Dataset entries
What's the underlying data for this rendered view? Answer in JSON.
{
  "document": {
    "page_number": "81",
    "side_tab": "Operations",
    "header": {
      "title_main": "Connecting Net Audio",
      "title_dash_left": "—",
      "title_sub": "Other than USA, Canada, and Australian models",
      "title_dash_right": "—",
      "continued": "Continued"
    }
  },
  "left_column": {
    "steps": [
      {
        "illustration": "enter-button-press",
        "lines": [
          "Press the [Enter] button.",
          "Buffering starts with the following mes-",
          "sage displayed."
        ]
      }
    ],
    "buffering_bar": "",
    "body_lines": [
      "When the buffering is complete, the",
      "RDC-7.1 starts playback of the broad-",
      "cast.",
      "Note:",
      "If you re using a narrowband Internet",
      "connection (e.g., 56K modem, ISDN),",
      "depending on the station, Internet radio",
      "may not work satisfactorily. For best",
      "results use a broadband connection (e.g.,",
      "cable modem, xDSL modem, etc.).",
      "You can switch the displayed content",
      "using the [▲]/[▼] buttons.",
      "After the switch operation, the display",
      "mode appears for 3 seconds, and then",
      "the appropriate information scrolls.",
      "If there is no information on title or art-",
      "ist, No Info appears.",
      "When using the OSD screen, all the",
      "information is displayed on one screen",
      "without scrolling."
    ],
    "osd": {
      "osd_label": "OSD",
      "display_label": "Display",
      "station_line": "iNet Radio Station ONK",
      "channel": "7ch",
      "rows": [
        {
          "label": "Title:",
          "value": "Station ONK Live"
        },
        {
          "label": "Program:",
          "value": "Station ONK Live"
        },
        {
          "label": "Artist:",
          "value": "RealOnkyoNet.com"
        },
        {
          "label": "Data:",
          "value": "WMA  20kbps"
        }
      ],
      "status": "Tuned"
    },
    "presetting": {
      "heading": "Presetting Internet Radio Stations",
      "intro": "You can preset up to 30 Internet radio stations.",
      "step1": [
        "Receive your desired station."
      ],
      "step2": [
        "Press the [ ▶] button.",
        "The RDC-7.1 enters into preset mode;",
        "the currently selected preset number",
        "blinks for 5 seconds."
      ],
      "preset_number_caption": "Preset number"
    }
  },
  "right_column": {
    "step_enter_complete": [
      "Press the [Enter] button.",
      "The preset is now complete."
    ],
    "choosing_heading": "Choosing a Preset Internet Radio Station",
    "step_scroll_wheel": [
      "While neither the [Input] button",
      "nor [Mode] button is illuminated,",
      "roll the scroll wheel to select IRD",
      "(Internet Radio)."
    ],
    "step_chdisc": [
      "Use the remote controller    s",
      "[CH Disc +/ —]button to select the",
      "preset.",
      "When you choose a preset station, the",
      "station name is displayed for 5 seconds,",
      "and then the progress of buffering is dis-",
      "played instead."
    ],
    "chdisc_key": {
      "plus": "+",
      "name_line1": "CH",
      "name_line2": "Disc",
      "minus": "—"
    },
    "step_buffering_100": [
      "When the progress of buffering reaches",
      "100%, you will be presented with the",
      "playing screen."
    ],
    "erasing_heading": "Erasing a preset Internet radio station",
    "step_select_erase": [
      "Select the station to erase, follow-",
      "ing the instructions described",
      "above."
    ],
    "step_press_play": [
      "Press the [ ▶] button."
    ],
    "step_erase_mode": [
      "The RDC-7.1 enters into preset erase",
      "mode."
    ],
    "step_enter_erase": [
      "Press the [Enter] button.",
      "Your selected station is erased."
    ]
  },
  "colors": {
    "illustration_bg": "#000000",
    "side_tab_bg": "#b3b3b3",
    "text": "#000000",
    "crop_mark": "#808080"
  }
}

▶ [PROBLEM] Retype the records in full. Keep every line identical to the original.

▶ [RESULT FOR THIS TASK]
What's the underlying data for this rendered view? Answer in JSON.
{
  "document": {
    "page_number": "81",
    "side_tab": "Operations",
    "header": {
      "title_main": "Connecting Net Audio",
      "title_dash_left": "—",
      "title_sub": "Other than USA, Canada, and Australian models",
      "title_dash_right": "—",
      "continued": "Continued"
    }
  },
  "left_column": {
    "steps": [
      {
        "illustration": "enter-button-press",
        "lines": [
          "Press the [Enter] button.",
          "Buffering starts with the following mes-",
          "sage displayed."
        ]
      }
    ],
    "buffering_bar": "",
    "body_lines": [
      "When the buffering is complete, the",
      "RDC-7.1 starts playback of the broad-",
      "cast.",
      "Note:",
      "If you re using a narrowband Internet",
      "connection (e.g., 56K modem, ISDN),",
      "depending on the station, Internet radio",
      "may not work satisfactorily. For best",
      "results use a broadband connection (e.g.,",
      "cable modem, xDSL modem, etc.).",
      "You can switch the displayed content",
      "using the [▲]/[▼] buttons.",
      "After the switch operation, the display",
      "mode appears for 3 seconds, and then",
      "the appropriate information scrolls.",
      "If there is no information on title or art-",
      "ist, No Info appears.",
      "When using the OSD screen, all the",
      "information is displayed on one screen",
      "without scrolling."
    ],
    "osd": {
      "osd_label": "OSD",
      "display_label": "Display",
      "station_line": "iNet Radio Station ONK",
      "channel": "7ch",
      "rows": [
        {
          "label": "Title:",
          "value": "Station ONK Live"
        },
        {
          "label": "Program:",
          "value": "Station ONK Live"
        },
        {
          "label": "Artist:",
          "value": "RealOnkyoNet.com"
        },
        {
          "label": "Data:",
          "value": "WMA  20kbps"
        }
      ],
      "status": "Tuned"
    },
    "presetting": {
      "heading": "Presetting Internet Radio Stations",
      "intro": "You can preset up to 30 Internet radio stations.",
      "step1": [
        "Receive your desired station."
      ],
      "step2": [
        "Press the [ ▶] button.",
        "The RDC-7.1 enters into preset mode;",
        "the currently selected preset number",
        "blinks for 5 seconds."
      ],
      "preset_number_caption": "Preset number"
    }
  },
  "right_column": {
    "step_enter_complete": [
      "Press the [Enter] button.",
      "The preset is now complete."
    ],
    "choosing_heading": "Choosing a Preset Internet Radio Station",
    "step_scroll_wheel": [
      "While neither the [Input] button",
      "nor [Mode] button is illuminated,",
      "roll the scroll wheel to select IRD",
      "(Internet Radio)."
    ],
    "step_chdisc": [
      "Use the remote controller    s",
      "[CH Disc +/ —]button to select the",
      "preset.",
      "When you choose a preset station, the",
      "station name is displayed for 5 seconds,",
      "and then the progress of buffering is dis-",
      "played instead."
    ],
    "chdisc_key": {
      "plus": "+",
      "name_line1": "CH",
      "name_line2": "Disc",
      "minus": "—"
    },
    "step_buffering_100": [
      "When the progress of buffering reaches",
      "100%, you will be presented with the",
      "playing screen."
    ],
    "erasing_heading": "Erasing a preset Internet radio station",
    "step_select_erase": [
      "Select the station to erase, follow-",
      "ing the instructions described",
      "above."
    ],
    "step_press_play": [
      "Press the [ ▶] button."
    ],
    "step_erase_mode": [
      "The RDC-7.1 enters into preset erase",
      "mode."
    ],
    "step_enter_erase": [
      "Press the [Enter] button.",
      "Your selected station is erased."
    ]
  },
  "colors": {
    "illustration_bg": "#000000",
    "side_tab_bg": "#b3b3b3",
    "text": "#000000",
    "crop_mark": "#808080"
  }
}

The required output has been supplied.